- **INSTRUCTION**
Present the data once more in exactly its original form.

- **THE RECORDS**
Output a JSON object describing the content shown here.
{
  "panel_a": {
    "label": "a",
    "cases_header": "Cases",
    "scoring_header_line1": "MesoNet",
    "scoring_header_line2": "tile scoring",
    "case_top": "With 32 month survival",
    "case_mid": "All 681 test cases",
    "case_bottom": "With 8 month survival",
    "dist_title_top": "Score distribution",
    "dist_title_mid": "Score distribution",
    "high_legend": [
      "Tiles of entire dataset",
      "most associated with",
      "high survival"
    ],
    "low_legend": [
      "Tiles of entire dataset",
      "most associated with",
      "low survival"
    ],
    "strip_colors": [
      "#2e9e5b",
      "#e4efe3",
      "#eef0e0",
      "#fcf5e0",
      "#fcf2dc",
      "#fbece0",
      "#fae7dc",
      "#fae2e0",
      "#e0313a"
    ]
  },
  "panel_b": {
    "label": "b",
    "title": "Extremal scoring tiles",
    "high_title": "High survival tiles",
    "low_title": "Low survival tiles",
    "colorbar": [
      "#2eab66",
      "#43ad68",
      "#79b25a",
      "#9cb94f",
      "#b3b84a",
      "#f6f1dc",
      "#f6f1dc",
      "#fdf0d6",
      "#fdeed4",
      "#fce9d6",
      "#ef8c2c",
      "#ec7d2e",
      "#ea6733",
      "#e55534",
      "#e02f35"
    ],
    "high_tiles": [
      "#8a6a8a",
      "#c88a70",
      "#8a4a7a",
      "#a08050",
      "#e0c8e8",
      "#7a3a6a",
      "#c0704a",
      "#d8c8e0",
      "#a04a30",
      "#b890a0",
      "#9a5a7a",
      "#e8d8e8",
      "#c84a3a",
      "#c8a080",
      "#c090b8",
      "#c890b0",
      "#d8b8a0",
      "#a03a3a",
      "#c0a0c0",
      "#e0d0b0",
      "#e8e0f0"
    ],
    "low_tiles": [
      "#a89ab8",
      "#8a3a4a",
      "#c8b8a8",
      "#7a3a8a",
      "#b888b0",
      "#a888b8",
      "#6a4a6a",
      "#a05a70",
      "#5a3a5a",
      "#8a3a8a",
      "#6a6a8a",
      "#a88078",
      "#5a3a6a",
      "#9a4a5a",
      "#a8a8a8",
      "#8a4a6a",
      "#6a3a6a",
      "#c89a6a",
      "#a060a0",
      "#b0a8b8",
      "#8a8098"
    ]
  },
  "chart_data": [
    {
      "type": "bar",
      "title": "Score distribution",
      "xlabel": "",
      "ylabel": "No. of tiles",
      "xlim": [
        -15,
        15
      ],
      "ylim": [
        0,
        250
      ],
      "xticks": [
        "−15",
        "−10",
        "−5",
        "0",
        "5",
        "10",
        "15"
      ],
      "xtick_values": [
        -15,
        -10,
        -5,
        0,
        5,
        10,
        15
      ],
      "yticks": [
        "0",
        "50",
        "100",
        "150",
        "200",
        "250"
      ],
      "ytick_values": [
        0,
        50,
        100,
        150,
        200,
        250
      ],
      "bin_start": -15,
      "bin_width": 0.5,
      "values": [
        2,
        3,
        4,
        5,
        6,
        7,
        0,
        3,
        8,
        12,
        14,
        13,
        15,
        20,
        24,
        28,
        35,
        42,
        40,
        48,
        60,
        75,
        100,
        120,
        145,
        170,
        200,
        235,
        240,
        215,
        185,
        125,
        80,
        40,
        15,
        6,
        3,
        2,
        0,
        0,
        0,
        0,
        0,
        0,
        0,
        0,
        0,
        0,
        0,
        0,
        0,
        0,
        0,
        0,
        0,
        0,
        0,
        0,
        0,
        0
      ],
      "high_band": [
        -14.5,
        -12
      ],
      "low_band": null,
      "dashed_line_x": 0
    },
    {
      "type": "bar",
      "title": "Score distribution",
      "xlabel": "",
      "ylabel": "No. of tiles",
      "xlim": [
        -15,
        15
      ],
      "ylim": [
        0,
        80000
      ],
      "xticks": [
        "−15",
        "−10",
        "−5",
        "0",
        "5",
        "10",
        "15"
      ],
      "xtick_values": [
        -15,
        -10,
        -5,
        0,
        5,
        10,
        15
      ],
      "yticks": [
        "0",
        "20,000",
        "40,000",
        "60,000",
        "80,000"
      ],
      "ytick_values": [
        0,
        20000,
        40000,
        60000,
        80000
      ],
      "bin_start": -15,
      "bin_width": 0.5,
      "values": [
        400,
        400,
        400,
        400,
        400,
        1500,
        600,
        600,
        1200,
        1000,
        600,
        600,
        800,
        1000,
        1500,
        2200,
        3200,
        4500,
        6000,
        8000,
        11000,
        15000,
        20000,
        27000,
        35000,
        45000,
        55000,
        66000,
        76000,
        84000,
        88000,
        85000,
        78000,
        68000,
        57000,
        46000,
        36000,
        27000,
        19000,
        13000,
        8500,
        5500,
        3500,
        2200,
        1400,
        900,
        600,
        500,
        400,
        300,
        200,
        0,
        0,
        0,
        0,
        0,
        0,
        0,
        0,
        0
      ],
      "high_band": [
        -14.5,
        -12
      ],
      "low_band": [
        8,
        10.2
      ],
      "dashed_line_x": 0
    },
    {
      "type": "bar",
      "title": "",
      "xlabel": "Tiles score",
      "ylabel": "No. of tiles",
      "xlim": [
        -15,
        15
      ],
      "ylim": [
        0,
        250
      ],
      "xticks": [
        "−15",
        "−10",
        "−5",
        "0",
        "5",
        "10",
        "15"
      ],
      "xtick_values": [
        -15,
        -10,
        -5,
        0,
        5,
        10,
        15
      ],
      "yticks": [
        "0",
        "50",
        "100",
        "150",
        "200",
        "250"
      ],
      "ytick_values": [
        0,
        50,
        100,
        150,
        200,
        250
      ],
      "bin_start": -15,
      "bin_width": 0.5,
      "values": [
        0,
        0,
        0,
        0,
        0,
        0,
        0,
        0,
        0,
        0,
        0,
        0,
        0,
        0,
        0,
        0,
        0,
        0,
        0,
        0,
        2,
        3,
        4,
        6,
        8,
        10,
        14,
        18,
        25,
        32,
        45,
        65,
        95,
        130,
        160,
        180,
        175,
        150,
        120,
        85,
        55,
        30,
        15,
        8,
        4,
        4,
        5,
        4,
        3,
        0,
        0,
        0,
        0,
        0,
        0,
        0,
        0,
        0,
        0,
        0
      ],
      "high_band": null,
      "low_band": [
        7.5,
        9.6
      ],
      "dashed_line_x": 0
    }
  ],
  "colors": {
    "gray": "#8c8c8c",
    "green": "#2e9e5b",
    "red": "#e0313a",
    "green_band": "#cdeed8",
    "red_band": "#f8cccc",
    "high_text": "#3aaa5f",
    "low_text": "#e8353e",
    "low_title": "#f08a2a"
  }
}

- **WRITTEN SOLUTION**
Output a JSON object describing the content shown here.
{
  "panel_a": {
    "label": "a",
    "cases_header": "Cases",
    "scoring_header_line1": "MesoNet",
    "scoring_header_line2": "tile scoring",
    "case_top": "With 32 month survival",
    "case_mid": "All 681 test cases",
    "case_bottom": "With 8 month survival",
    "dist_title_top": "Score distribution",
    "dist_title_mid": "Score distribution",
    "high_legend": [
      "Tiles of entire dataset",
      "most associated with",
      "high survival"
    ],
    "low_legend": [
      "Tiles of entire dataset",
      "most associated with",
      "low survival"
    ],
    "strip_colors": [
      "#2e9e5b",
      "#e4efe3",
      "#eef0e0",
      "#fcf5e0",
      "#fcf2dc",
      "#fbece0",
      "#fae7dc",
      "#fae2e0",
      "#e0313a"
    ]
  },
  "panel_b": {
    "label": "b",
    "title": "Extremal scoring tiles",
    "high_title": "High survival tiles",
    "low_title": "Low survival tiles",
    "colorbar": [
      "#2eab66",
      "#43ad68",
      "#79b25a",
      "#9cb94f",
      "#b3b84a",
      "#f6f1dc",
      "#f6f1dc",
      "#fdf0d6",
      "#fdeed4",
      "#fce9d6",
      "#ef8c2c",
      "#ec7d2e",
      "#ea6733",
      "#e55534",
      "#e02f35"
    ],
    "high_tiles": [
      "#8a6a8a",
      "#c88a70",
      "#8a4a7a",
      "#a08050",
      "#e0c8e8",
      "#7a3a6a",
      "#c0704a",
      "#d8c8e0",
      "#a04a30",
      "#b890a0",
      "#9a5a7a",
      "#e8d8e8",
      "#c84a3a",
      "#c8a080",
      "#c090b8",
      "#c890b0",
      "#d8b8a0",
      "#a03a3a",
      "#c0a0c0",
      "#e0d0b0",
      "#e8e0f0"
    ],
    "low_tiles": [
      "#a89ab8",
      "#8a3a4a",
      "#c8b8a8",
      "#7a3a8a",
      "#b888b0",
      "#a888b8",
      "#6a4a6a",
      "#a05a70",
      "#5a3a5a",
      "#8a3a8a",
      "#6a6a8a",
      "#a88078",
      "#5a3a6a",
      "#9a4a5a",
      "#a8a8a8",
      "#8a4a6a",
      "#6a3a6a",
      "#c89a6a",
      "#a060a0",
      "#b0a8b8",
      "#8a8098"
    ]
  },
  "chart_data": [
    {
      "type": "bar",
      "title": "Score distribution",
      "xlabel": "",
      "ylabel": "No. of tiles",
      "xlim": [
        -15,
        15
      ],
      "ylim": [
        0,
        250
      ],
      "xticks": [
        "−15",
        "−10",
        "−5",
        "0",
        "5",
        "10",
        "15"
      ],
      "xtick_values": [
        -15,
        -10,
        -5,
        0,
        5,
        10,
        15
      ],
      "yticks": [
        "0",
        "50",
        "100",
        "150",
        "200",
        "250"
      ],
      "ytick_values": [
        0,
        50,
        100,
        150,
        200,
        250
      ],
      "bin_start": -15,
      "bin_width": 0.5,
      "values": [
        2,
        3,
        4,
        5,
        6,
        7,
        0,
        3,
        8,
        12,
        14,
        13,
        15,
        20,
        24,
        28,
        35,
        42,
        40,
        48,
        60,
        75,
        100,
        120,
        145,
        170,
        200,
        235,
        240,
        215,
        185,
        125,
        80,
        40,
        15,
        6,
        3,
        2,
        0,
        0,
        0,
        0,
        0,
        0,
        0,
        0,
        0,
        0,
        0,
        0,
        0,
        0,
        0,
        0,
        0,
        0,
        0,
        0,
        0,
        0
      ],
      "high_band": [
        -14.5,
        -12
      ],
      "low_band": null,
      "dashed_line_x": 0
    },
    {
      "type": "bar",
      "title": "Score distribution",
      "xlabel": "",
      "ylabel": "No. of tiles",
      "xlim": [
        -15,
        15
      ],
      "ylim": [
        0,
        80000
      ],
      "xticks": [
        "−15",
        "−10",
        "−5",
        "0",
        "5",
        "10",
        "15"
      ],
      "xtick_values": [
        -15,
        -10,
        -5,
        0,
        5,
        10,
        15
      ],
      "yticks": [
        "0",
        "20,000",
        "40,000",
        "60,000",
        "80,000"
      ],
      "ytick_values": [
        0,
        20000,
        40000,
        60000,
        80000
      ],
      "bin_start": -15,
      "bin_width": 0.5,
      "values": [
        400,
        400,
        400,
        400,
        400,
        1500,
        600,
        600,
        1200,
        1000,
        600,
        600,
        800,
        1000,
        1500,
        2200,
        3200,
        4500,
        6000,
        8000,
        11000,
        15000,
        20000,
        27000,
        35000,
        45000,
        55000,
        66000,
        76000,
        84000,
        88000,
        85000,
        78000,
        68000,
        57000,
        46000,
        36000,
        27000,
        19000,
        13000,
        8500,
        5500,
        3500,
        2200,
        1400,
        900,
        600,
        500,
        400,
        300,
        200,
        0,
        0,
        0,
        0,
        0,
        0,
        0,
        0,
        0
      ],
      "high_band": [
        -14.5,
        -12
      ],
      "low_band": [
        8,
        10.2
      ],
      "dashed_line_x": 0
    },
    {
      "type": "bar",
      "title": "",
      "xlabel": "Tiles score",
      "ylabel": "No. of tiles",
      "xlim": [
        -15,
        15
      ],
      "ylim": [
        0,
        250
      ],
      "xticks": [
        "−15",
        "−10",
        "−5",
        "0",
        "5",
        "10",
        "15"
      ],
      "xtick_values": [
        -15,
        -10,
        -5,
        0,
        5,
        10,
        15
      ],
      "yticks": [
        "0",
        "50",
        "100",
        "150",
        "200",
        "250"
      ],
      "ytick_values": [
        0,
        50,
        100,
        150,
        200,
        250
      ],
      "bin_start": -15,
      "bin_width": 0.5,
      "values": [
        0,
        0,
        0,
        0,
        0,
        0,
        0,
        0,
        0,
        0,
        0,
        0,
        0,
        0,
        0,
        0,
        0,
        0,
        0,
        0,
        2,
        3,
        4,
        6,
        8,
        10,
        14,
        18,
        25,
        32,
        45,
        65,
        95,
        130,
        160,
        180,
        175,
        150,
        120,
        85,
        55,
        30,
        15,
        8,
        4,
        4,
        5,
        4,
        3,
        0,
        0,
        0,
        0,
        0,
        0,
        0,
        0,
        0,
        0,
        0
      ],
      "high_band": null,
      "low_band": [
        7.5,
        9.6
      ],
      "dashed_line_x": 0
    }
  ],
  "colors": {
    "gray": "#8c8c8c",
    "green": "#2e9e5b",
    "red": "#e0313a",
    "green_band": "#cdeed8",
    "red_band": "#f8cccc",
    "high_text": "#3aaa5f",
    "low_text": "#e8353e",
    "low_title": "#f08a2a"
  }
}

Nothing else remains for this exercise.